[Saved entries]
———

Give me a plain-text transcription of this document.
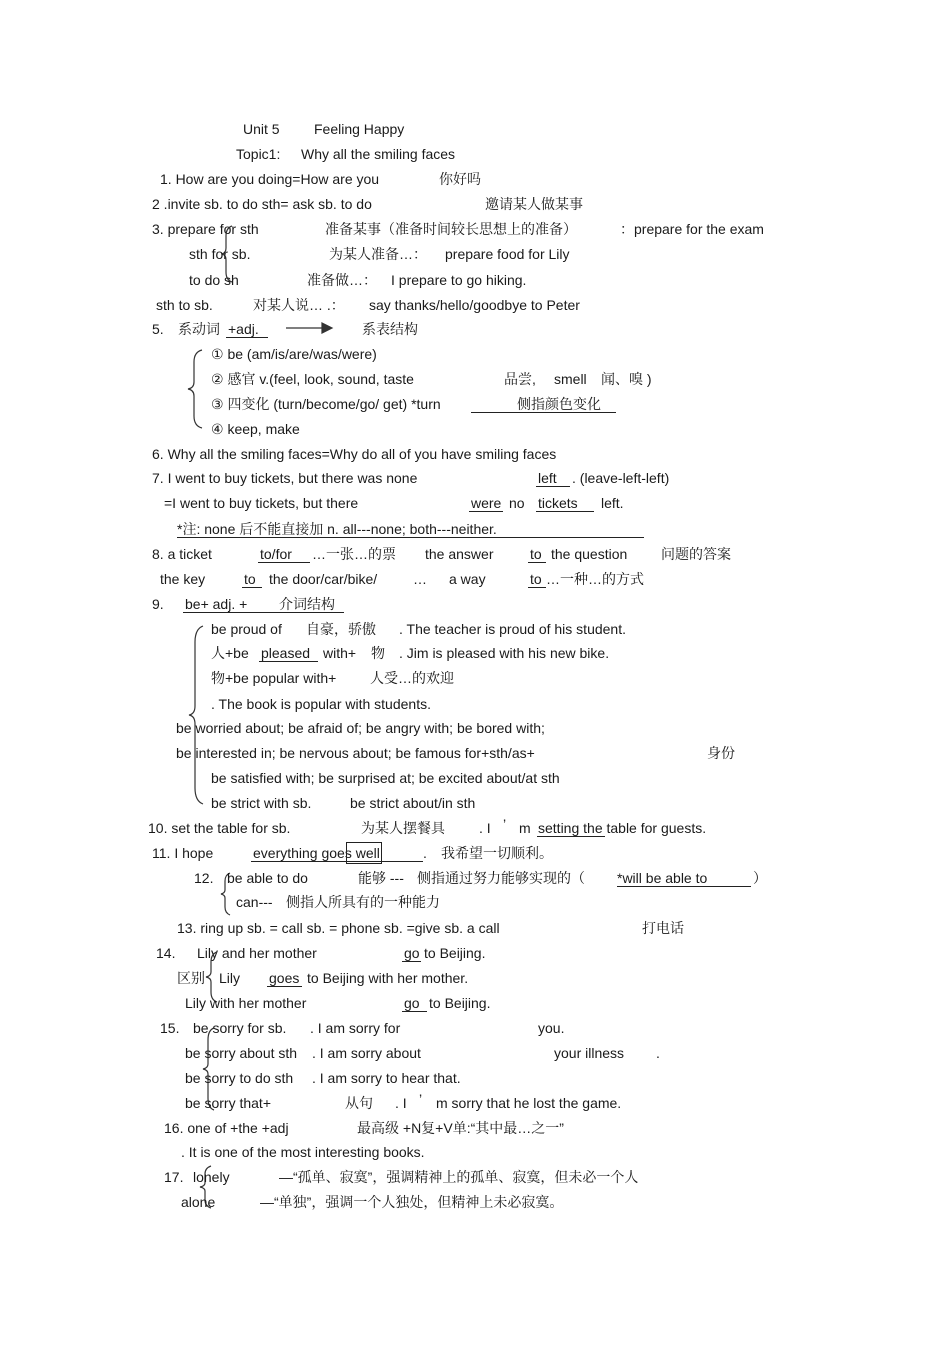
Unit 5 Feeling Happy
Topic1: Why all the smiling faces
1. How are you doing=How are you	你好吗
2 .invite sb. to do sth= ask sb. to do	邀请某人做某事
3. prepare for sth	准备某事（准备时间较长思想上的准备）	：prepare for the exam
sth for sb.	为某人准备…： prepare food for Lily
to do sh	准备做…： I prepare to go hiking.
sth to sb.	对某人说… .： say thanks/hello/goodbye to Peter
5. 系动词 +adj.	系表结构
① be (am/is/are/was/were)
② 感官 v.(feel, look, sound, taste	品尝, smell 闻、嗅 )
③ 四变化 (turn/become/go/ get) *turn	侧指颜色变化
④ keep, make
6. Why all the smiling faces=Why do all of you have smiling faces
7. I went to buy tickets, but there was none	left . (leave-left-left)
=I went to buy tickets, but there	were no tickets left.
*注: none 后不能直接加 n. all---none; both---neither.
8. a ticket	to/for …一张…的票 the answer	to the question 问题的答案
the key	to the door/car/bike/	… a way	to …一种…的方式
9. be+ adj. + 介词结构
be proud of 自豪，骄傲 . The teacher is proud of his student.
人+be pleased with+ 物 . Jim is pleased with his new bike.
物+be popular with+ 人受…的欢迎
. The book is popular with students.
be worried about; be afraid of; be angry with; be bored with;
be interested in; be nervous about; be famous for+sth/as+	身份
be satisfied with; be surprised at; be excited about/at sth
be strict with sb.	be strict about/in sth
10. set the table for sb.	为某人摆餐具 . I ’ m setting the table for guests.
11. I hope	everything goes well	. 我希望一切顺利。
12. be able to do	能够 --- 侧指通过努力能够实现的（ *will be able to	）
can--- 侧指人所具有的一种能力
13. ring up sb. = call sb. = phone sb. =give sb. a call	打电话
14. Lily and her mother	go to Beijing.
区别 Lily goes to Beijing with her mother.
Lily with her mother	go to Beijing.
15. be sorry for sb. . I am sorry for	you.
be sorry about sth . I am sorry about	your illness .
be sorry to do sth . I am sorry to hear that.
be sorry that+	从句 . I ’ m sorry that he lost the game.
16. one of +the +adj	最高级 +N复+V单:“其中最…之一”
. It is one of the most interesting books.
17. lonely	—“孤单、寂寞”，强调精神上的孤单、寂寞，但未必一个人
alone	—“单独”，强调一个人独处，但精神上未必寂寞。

———

__Task directions__
Transcribe each entry above exactly, apart from the pictures.

__Completed task__
Give me a plain-text transcription of this document.
Unit 5 Feeling Happy
Topic1: Why all the smiling faces
1. How are you doing=How are you	你好吗
2 .invite sb. to do sth= ask sb. to do	邀请某人做某事
3. prepare for sth	准备某事（准备时间较长思想上的准备）	：prepare for the exam
sth for sb.	为某人准备…： prepare food for Lily
to do sh	准备做…： I prepare to go hiking.
sth to sb.	对某人说… .： say thanks/hello/goodbye to Peter
5. 系动词 +adj.	系表结构
① be (am/is/are/was/were)
② 感官 v.(feel, look, sound, taste	品尝, smell 闻、嗅 )
③ 四变化 (turn/become/go/ get) *turn	侧指颜色变化
④ keep, make
6. Why all the smiling faces=Why do all of you have smiling faces
7. I went to buy tickets, but there was none	left . (leave-left-left)
=I went to buy tickets, but there	were no tickets left.
*注: none 后不能直接加 n. all---none; both---neither.
8. a ticket	to/for …一张…的票 the answer	to the question 问题的答案
the key	to the door/car/bike/	… a way	to …一种…的方式
9. be+ adj. + 介词结构
be proud of 自豪，骄傲 . The teacher is proud of his student.
人+be pleased with+ 物 . Jim is pleased with his new bike.
物+be popular with+ 人受…的欢迎
. The book is popular with students.
be worried about; be afraid of; be angry with; be bored with;
be interested in; be nervous about; be famous for+sth/as+	身份
be satisfied with; be surprised at; be excited about/at sth
be strict with sb.	be strict about/in sth
10. set the table for sb.	为某人摆餐具 . I ’ m setting the table for guests.
11. I hope	everything goes well	. 我希望一切顺利。
12. be able to do	能够 --- 侧指通过努力能够实现的（ *will be able to	）
can--- 侧指人所具有的一种能力
13. ring up sb. = call sb. = phone sb. =give sb. a call	打电话
14. Lily and her mother	go to Beijing.
区别 Lily goes to Beijing with her mother.
Lily with her mother	go to Beijing.
15. be sorry for sb. . I am sorry for	you.
be sorry about sth . I am sorry about	your illness .
be sorry to do sth . I am sorry to hear that.
be sorry that+	从句 . I ’ m sorry that he lost the game.
16. one of +the +adj	最高级 +N复+V单:“其中最…之一”
. It is one of the most interesting books.
17. lonely	—“孤单、寂寞”，强调精神上的孤单、寂寞，但未必一个人
alone	—“单独”，强调一个人独处，但精神上未必寂寞。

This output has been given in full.